EXERCISE REQUIREMENTS => Report how many of the lines below contain the string "vesting", giving only the number.

INFORMATION SUPPLIED =>
--------------------------------
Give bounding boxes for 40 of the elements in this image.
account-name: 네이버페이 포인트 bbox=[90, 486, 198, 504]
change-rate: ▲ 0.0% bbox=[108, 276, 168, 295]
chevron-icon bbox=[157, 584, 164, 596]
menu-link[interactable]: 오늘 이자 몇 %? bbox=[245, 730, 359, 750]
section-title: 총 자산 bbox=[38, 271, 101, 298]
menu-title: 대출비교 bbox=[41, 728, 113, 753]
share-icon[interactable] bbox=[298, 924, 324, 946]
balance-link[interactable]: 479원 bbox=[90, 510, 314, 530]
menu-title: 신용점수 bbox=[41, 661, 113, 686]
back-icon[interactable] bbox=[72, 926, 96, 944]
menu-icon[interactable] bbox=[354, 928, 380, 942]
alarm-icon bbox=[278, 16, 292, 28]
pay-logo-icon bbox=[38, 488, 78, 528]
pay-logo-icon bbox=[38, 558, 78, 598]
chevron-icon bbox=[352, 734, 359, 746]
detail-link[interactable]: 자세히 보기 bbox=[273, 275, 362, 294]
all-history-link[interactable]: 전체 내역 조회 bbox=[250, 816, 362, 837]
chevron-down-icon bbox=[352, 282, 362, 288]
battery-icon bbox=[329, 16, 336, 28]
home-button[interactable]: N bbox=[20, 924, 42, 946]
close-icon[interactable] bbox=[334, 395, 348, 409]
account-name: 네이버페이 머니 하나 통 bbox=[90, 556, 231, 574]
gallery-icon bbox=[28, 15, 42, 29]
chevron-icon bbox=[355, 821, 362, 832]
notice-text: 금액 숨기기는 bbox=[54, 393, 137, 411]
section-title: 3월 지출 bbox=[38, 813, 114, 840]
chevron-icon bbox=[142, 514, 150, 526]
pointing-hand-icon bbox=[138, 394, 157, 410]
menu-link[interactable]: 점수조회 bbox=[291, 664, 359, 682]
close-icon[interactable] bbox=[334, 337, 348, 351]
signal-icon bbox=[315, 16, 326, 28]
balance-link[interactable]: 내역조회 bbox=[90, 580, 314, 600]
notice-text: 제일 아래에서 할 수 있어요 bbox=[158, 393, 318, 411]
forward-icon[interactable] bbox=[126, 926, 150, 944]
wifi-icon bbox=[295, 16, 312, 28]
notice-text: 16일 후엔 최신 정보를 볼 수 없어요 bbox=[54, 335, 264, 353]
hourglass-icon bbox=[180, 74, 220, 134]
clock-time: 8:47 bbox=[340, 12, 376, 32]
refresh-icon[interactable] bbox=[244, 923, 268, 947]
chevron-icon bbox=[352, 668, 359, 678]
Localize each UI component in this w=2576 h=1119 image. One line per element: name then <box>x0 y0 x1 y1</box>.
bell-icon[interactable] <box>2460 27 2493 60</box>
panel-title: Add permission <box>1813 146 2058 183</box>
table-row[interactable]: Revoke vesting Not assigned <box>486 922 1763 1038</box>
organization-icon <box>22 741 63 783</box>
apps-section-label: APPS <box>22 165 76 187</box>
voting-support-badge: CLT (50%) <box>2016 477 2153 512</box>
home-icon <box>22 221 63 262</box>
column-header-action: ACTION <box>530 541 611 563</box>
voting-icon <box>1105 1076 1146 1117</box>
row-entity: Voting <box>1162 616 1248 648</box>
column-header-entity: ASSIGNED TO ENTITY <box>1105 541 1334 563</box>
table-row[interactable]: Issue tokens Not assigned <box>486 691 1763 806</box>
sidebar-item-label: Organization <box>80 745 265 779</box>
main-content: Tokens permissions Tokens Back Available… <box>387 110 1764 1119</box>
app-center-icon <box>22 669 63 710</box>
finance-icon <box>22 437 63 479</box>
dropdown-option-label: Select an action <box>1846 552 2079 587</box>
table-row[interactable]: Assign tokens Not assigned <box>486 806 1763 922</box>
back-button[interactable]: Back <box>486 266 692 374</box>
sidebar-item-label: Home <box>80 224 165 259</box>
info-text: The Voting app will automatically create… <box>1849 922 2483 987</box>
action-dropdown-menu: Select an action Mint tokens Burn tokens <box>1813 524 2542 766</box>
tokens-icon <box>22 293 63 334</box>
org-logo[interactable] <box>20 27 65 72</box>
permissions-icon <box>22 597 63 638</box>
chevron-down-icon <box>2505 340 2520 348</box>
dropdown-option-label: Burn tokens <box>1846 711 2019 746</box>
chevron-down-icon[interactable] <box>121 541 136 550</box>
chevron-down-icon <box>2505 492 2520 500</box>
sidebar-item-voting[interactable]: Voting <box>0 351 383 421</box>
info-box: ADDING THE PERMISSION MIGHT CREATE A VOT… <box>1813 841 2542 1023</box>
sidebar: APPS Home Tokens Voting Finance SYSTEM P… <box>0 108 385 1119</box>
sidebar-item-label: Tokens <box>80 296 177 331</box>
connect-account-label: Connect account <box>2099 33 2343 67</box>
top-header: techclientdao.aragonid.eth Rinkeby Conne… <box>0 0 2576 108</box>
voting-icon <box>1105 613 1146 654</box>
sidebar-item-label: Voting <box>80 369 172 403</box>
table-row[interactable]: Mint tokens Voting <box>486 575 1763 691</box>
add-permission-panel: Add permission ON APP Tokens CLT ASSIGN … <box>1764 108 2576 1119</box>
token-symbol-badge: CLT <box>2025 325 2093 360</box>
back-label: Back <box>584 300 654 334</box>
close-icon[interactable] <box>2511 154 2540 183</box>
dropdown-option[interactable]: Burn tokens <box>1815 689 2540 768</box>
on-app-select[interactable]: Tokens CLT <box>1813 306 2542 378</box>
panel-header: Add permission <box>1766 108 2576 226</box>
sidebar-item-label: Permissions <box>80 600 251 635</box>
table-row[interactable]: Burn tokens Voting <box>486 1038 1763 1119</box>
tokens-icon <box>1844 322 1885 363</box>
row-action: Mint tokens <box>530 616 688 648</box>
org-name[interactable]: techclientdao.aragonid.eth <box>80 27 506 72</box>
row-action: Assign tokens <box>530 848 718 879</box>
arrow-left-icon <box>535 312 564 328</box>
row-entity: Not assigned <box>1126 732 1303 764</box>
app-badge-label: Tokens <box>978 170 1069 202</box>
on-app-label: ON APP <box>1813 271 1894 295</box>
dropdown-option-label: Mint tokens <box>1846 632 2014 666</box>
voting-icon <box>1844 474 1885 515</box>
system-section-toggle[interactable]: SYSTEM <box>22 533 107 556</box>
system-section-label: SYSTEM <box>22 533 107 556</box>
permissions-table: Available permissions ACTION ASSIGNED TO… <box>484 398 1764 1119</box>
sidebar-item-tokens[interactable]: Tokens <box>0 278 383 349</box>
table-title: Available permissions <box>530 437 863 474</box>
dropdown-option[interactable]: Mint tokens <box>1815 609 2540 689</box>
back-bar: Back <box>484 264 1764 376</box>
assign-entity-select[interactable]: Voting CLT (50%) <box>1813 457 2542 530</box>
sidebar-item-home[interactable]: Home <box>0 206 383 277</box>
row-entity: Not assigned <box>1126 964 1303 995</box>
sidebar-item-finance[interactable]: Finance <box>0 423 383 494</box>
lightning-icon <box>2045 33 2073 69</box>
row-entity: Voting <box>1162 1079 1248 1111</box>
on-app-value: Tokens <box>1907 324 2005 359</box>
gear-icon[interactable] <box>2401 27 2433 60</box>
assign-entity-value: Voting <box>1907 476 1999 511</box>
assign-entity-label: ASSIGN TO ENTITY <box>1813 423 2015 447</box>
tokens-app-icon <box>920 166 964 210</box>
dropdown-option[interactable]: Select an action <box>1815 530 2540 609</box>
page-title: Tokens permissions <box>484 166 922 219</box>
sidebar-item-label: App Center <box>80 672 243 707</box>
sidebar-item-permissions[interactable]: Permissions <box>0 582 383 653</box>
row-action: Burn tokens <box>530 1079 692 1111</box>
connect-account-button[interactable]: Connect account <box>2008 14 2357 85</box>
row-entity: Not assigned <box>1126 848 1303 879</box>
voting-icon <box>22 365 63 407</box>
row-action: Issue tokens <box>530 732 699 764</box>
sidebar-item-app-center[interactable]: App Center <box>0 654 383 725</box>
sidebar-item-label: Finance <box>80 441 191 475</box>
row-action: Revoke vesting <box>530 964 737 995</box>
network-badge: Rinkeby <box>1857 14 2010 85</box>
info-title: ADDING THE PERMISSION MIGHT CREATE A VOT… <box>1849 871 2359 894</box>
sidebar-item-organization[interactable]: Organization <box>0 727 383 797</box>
--------------------------------
ANSWER TO THE TASK => 2